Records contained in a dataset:
------

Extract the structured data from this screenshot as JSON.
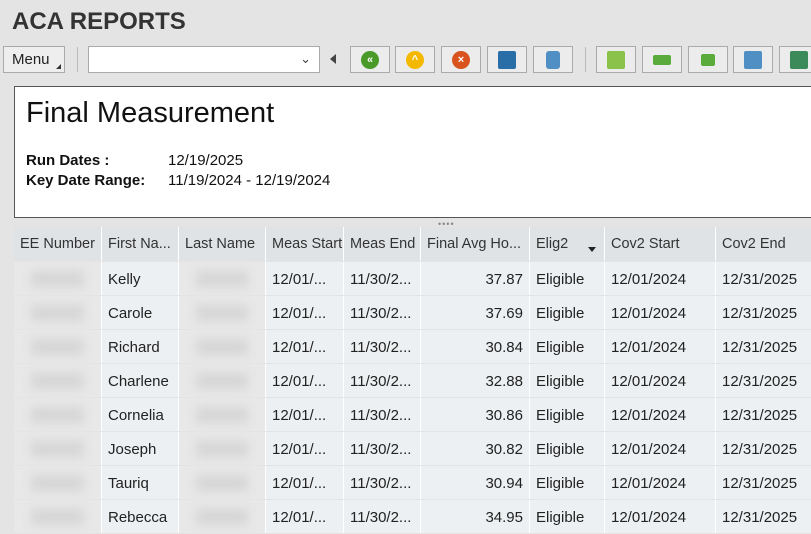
{
  "app": {
    "title": "ACA REPORTS"
  },
  "toolbar": {
    "menu_label": "Menu",
    "combo_value": "",
    "buttons": [
      "back-icon",
      "up-icon",
      "cancel-icon",
      "print-icon",
      "binoculars-icon",
      "preview-icon",
      "align-icon",
      "filter-list-icon",
      "filter-icon",
      "refresh-icon"
    ]
  },
  "report": {
    "title": "Final Measurement",
    "run_dates_label": "Run Dates :",
    "run_dates": "12/19/2025",
    "key_range_label": "Key Date Range:",
    "key_range": "11/19/2024 - 12/19/2024"
  },
  "table": {
    "columns": [
      "EE Number",
      "First Na...",
      "Last Name",
      "Meas Start",
      "Meas End",
      "Final Avg Ho...",
      "Elig2",
      "Cov2 Start",
      "Cov2 End"
    ],
    "rows": [
      {
        "first": "Kelly",
        "ms": "12/01/...",
        "me": "11/30/2...",
        "avg": "37.87",
        "elig": "Eligible",
        "cs": "12/01/2024",
        "ce": "12/31/2025"
      },
      {
        "first": "Carole",
        "ms": "12/01/...",
        "me": "11/30/2...",
        "avg": "37.69",
        "elig": "Eligible",
        "cs": "12/01/2024",
        "ce": "12/31/2025"
      },
      {
        "first": "Richard",
        "ms": "12/01/...",
        "me": "11/30/2...",
        "avg": "30.84",
        "elig": "Eligible",
        "cs": "12/01/2024",
        "ce": "12/31/2025"
      },
      {
        "first": "Charlene",
        "ms": "12/01/...",
        "me": "11/30/2...",
        "avg": "32.88",
        "elig": "Eligible",
        "cs": "12/01/2024",
        "ce": "12/31/2025"
      },
      {
        "first": "Cornelia",
        "ms": "12/01/...",
        "me": "11/30/2...",
        "avg": "30.86",
        "elig": "Eligible",
        "cs": "12/01/2024",
        "ce": "12/31/2025"
      },
      {
        "first": "Joseph",
        "ms": "12/01/...",
        "me": "11/30/2...",
        "avg": "30.82",
        "elig": "Eligible",
        "cs": "12/01/2024",
        "ce": "12/31/2025"
      },
      {
        "first": "Tauriq",
        "ms": "12/01/...",
        "me": "11/30/2...",
        "avg": "30.94",
        "elig": "Eligible",
        "cs": "12/01/2024",
        "ce": "12/31/2025"
      },
      {
        "first": "Rebecca",
        "ms": "12/01/...",
        "me": "11/30/2...",
        "avg": "34.95",
        "elig": "Eligible",
        "cs": "12/01/2024",
        "ce": "12/31/2025"
      }
    ]
  }
}
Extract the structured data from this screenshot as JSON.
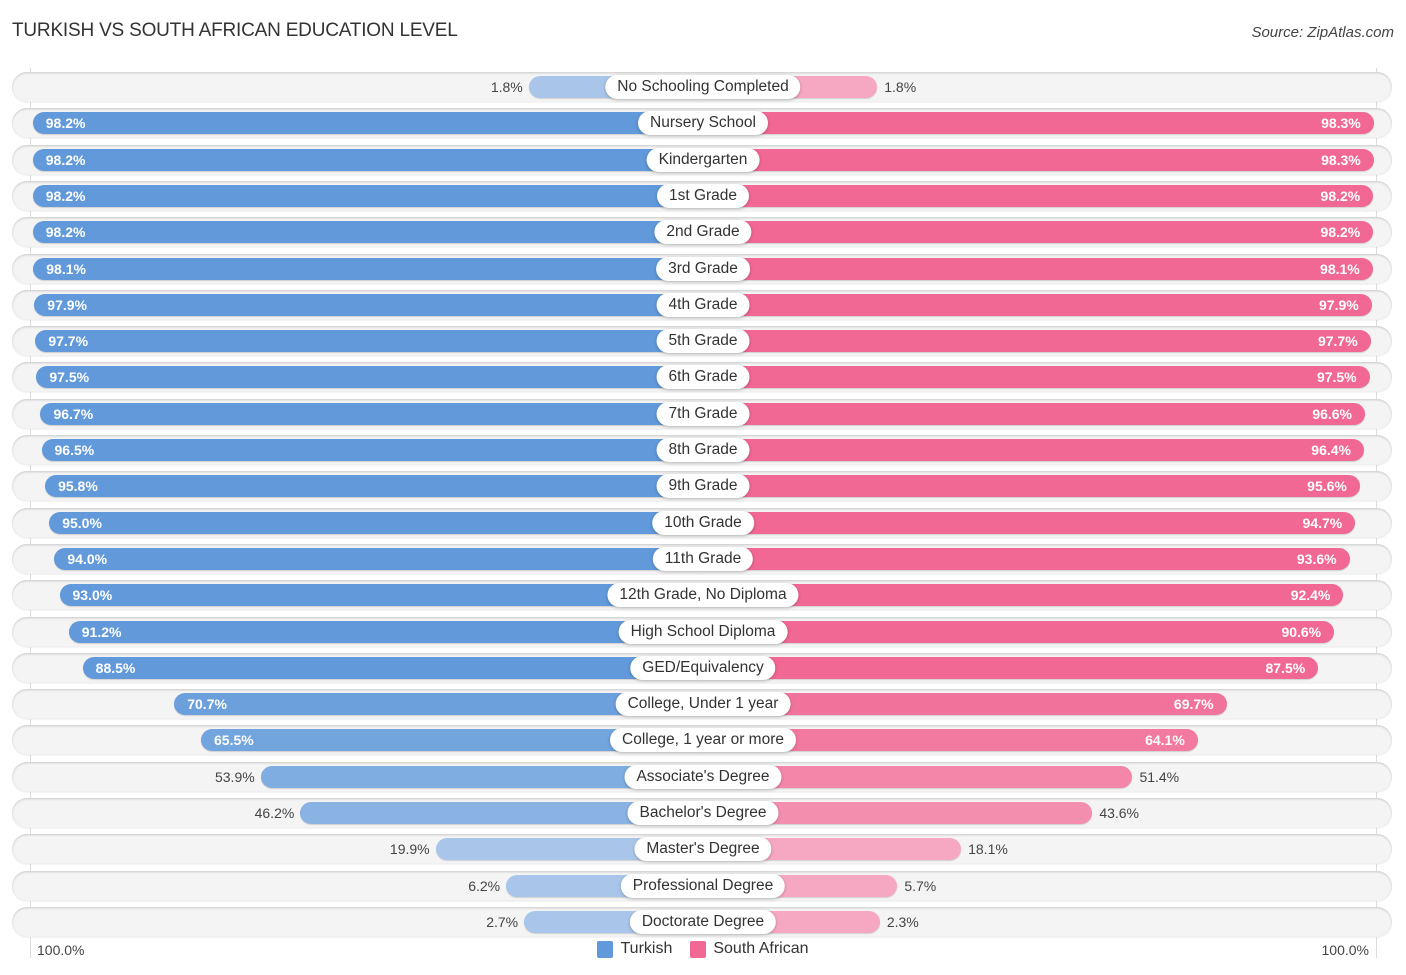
{
  "title": "TURKISH VS SOUTH AFRICAN EDUCATION LEVEL",
  "source": "Source: ZipAtlas.com",
  "colors": {
    "turkish_strong": "#6199da",
    "turkish_light": "#a9c6ea",
    "south_african_strong": "#f06893",
    "south_african_light": "#f6a7c1"
  },
  "axis": {
    "left_label": "100.0%",
    "right_label": "100.0%"
  },
  "legend": [
    {
      "label": "Turkish",
      "color": "#6199da"
    },
    {
      "label": "South African",
      "color": "#f06893"
    }
  ],
  "chart_data": {
    "type": "bar",
    "orientation": "horizontal-diverging",
    "title": "TURKISH VS SOUTH AFRICAN EDUCATION LEVEL",
    "xlabel": "",
    "ylabel": "",
    "xlim": [
      0,
      100
    ],
    "unit": "%",
    "legend_position": "bottom-center",
    "categories": [
      "No Schooling Completed",
      "Nursery School",
      "Kindergarten",
      "1st Grade",
      "2nd Grade",
      "3rd Grade",
      "4th Grade",
      "5th Grade",
      "6th Grade",
      "7th Grade",
      "8th Grade",
      "9th Grade",
      "10th Grade",
      "11th Grade",
      "12th Grade, No Diploma",
      "High School Diploma",
      "GED/Equivalency",
      "College, Under 1 year",
      "College, 1 year or more",
      "Associate's Degree",
      "Bachelor's Degree",
      "Master's Degree",
      "Professional Degree",
      "Doctorate Degree"
    ],
    "series": [
      {
        "name": "Turkish",
        "side": "left",
        "values": [
          1.8,
          98.2,
          98.2,
          98.2,
          98.2,
          98.1,
          97.9,
          97.7,
          97.5,
          96.7,
          96.5,
          95.8,
          95.0,
          94.0,
          93.0,
          91.2,
          88.5,
          70.7,
          65.5,
          53.9,
          46.2,
          19.9,
          6.2,
          2.7
        ],
        "labels": [
          "1.8%",
          "98.2%",
          "98.2%",
          "98.2%",
          "98.2%",
          "98.1%",
          "97.9%",
          "97.7%",
          "97.5%",
          "96.7%",
          "96.5%",
          "95.8%",
          "95.0%",
          "94.0%",
          "93.0%",
          "91.2%",
          "88.5%",
          "70.7%",
          "65.5%",
          "53.9%",
          "46.2%",
          "19.9%",
          "6.2%",
          "2.7%"
        ]
      },
      {
        "name": "South African",
        "side": "right",
        "values": [
          1.8,
          98.3,
          98.3,
          98.2,
          98.2,
          98.1,
          97.9,
          97.7,
          97.5,
          96.6,
          96.4,
          95.6,
          94.7,
          93.6,
          92.4,
          90.6,
          87.5,
          69.7,
          64.1,
          51.4,
          43.6,
          18.1,
          5.7,
          2.3
        ],
        "labels": [
          "1.8%",
          "98.3%",
          "98.3%",
          "98.2%",
          "98.2%",
          "98.1%",
          "97.9%",
          "97.7%",
          "97.5%",
          "96.6%",
          "96.4%",
          "95.6%",
          "94.7%",
          "93.6%",
          "92.4%",
          "90.6%",
          "87.5%",
          "69.7%",
          "64.1%",
          "51.4%",
          "43.6%",
          "18.1%",
          "5.7%",
          "2.3%"
        ]
      }
    ]
  }
}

------

# What is required
Pictures in the records above should not be copied. Repeat everything else exactly.

# Exercise response
Extract the structured data from this screenshot as JSON.
{
  "app": {
    "title": "ACA REPORTS"
  },
  "toolbar": {
    "menu_label": "Menu",
    "combo_value": "",
    "buttons": [
      "back-icon",
      "up-icon",
      "cancel-icon",
      "print-icon",
      "binoculars-icon",
      "preview-icon",
      "align-icon",
      "filter-list-icon",
      "filter-icon",
      "refresh-icon"
    ]
  },
  "report": {
    "title": "Final Measurement",
    "run_dates_label": "Run Dates :",
    "run_dates": "12/19/2025",
    "key_range_label": "Key Date Range:",
    "key_range": "11/19/2024 - 12/19/2024"
  },
  "table": {
    "columns": [
      "EE Number",
      "First Na...",
      "Last Name",
      "Meas Start",
      "Meas End",
      "Final Avg Ho...",
      "Elig2",
      "Cov2 Start",
      "Cov2 End"
    ],
    "rows": [
      {
        "first": "Kelly",
        "ms": "12/01/...",
        "me": "11/30/2...",
        "avg": "37.87",
        "elig": "Eligible",
        "cs": "12/01/2024",
        "ce": "12/31/2025"
      },
      {
        "first": "Carole",
        "ms": "12/01/...",
        "me": "11/30/2...",
        "avg": "37.69",
        "elig": "Eligible",
        "cs": "12/01/2024",
        "ce": "12/31/2025"
      },
      {
        "first": "Richard",
        "ms": "12/01/...",
        "me": "11/30/2...",
        "avg": "30.84",
        "elig": "Eligible",
        "cs": "12/01/2024",
        "ce": "12/31/2025"
      },
      {
        "first": "Charlene",
        "ms": "12/01/...",
        "me": "11/30/2...",
        "avg": "32.88",
        "elig": "Eligible",
        "cs": "12/01/2024",
        "ce": "12/31/2025"
      },
      {
        "first": "Cornelia",
        "ms": "12/01/...",
        "me": "11/30/2...",
        "avg": "30.86",
        "elig": "Eligible",
        "cs": "12/01/2024",
        "ce": "12/31/2025"
      },
      {
        "first": "Joseph",
        "ms": "12/01/...",
        "me": "11/30/2...",
        "avg": "30.82",
        "elig": "Eligible",
        "cs": "12/01/2024",
        "ce": "12/31/2025"
      },
      {
        "first": "Tauriq",
        "ms": "12/01/...",
        "me": "11/30/2...",
        "avg": "30.94",
        "elig": "Eligible",
        "cs": "12/01/2024",
        "ce": "12/31/2025"
      },
      {
        "first": "Rebecca",
        "ms": "12/01/...",
        "me": "11/30/2...",
        "avg": "34.95",
        "elig": "Eligible",
        "cs": "12/01/2024",
        "ce": "12/31/2025"
      }
    ]
  }
}
Extract the structured data from this screenshot as JSON.
{
  "title": "TURKISH VS SOUTH AFRICAN EDUCATION LEVEL",
  "source": "Source: ZipAtlas.com",
  "colors": {
    "turkish_strong": "#6199da",
    "turkish_light": "#a9c6ea",
    "south_african_strong": "#f06893",
    "south_african_light": "#f6a7c1"
  },
  "axis": {
    "left_label": "100.0%",
    "right_label": "100.0%"
  },
  "legend": [
    {
      "label": "Turkish",
      "color": "#6199da"
    },
    {
      "label": "South African",
      "color": "#f06893"
    }
  ],
  "chart_data": {
    "type": "bar",
    "orientation": "horizontal-diverging",
    "title": "TURKISH VS SOUTH AFRICAN EDUCATION LEVEL",
    "xlabel": "",
    "ylabel": "",
    "xlim": [
      0,
      100
    ],
    "unit": "%",
    "legend_position": "bottom-center",
    "categories": [
      "No Schooling Completed",
      "Nursery School",
      "Kindergarten",
      "1st Grade",
      "2nd Grade",
      "3rd Grade",
      "4th Grade",
      "5th Grade",
      "6th Grade",
      "7th Grade",
      "8th Grade",
      "9th Grade",
      "10th Grade",
      "11th Grade",
      "12th Grade, No Diploma",
      "High School Diploma",
      "GED/Equivalency",
      "College, Under 1 year",
      "College, 1 year or more",
      "Associate's Degree",
      "Bachelor's Degree",
      "Master's Degree",
      "Professional Degree",
      "Doctorate Degree"
    ],
    "series": [
      {
        "name": "Turkish",
        "side": "left",
        "values": [
          1.8,
          98.2,
          98.2,
          98.2,
          98.2,
          98.1,
          97.9,
          97.7,
          97.5,
          96.7,
          96.5,
          95.8,
          95.0,
          94.0,
          93.0,
          91.2,
          88.5,
          70.7,
          65.5,
          53.9,
          46.2,
          19.9,
          6.2,
          2.7
        ],
        "labels": [
          "1.8%",
          "98.2%",
          "98.2%",
          "98.2%",
          "98.2%",
          "98.1%",
          "97.9%",
          "97.7%",
          "97.5%",
          "96.7%",
          "96.5%",
          "95.8%",
          "95.0%",
          "94.0%",
          "93.0%",
          "91.2%",
          "88.5%",
          "70.7%",
          "65.5%",
          "53.9%",
          "46.2%",
          "19.9%",
          "6.2%",
          "2.7%"
        ]
      },
      {
        "name": "South African",
        "side": "right",
        "values": [
          1.8,
          98.3,
          98.3,
          98.2,
          98.2,
          98.1,
          97.9,
          97.7,
          97.5,
          96.6,
          96.4,
          95.6,
          94.7,
          93.6,
          92.4,
          90.6,
          87.5,
          69.7,
          64.1,
          51.4,
          43.6,
          18.1,
          5.7,
          2.3
        ],
        "labels": [
          "1.8%",
          "98.3%",
          "98.3%",
          "98.2%",
          "98.2%",
          "98.1%",
          "97.9%",
          "97.7%",
          "97.5%",
          "96.6%",
          "96.4%",
          "95.6%",
          "94.7%",
          "93.6%",
          "92.4%",
          "90.6%",
          "87.5%",
          "69.7%",
          "64.1%",
          "51.4%",
          "43.6%",
          "18.1%",
          "5.7%",
          "2.3%"
        ]
      }
    ]
  }
}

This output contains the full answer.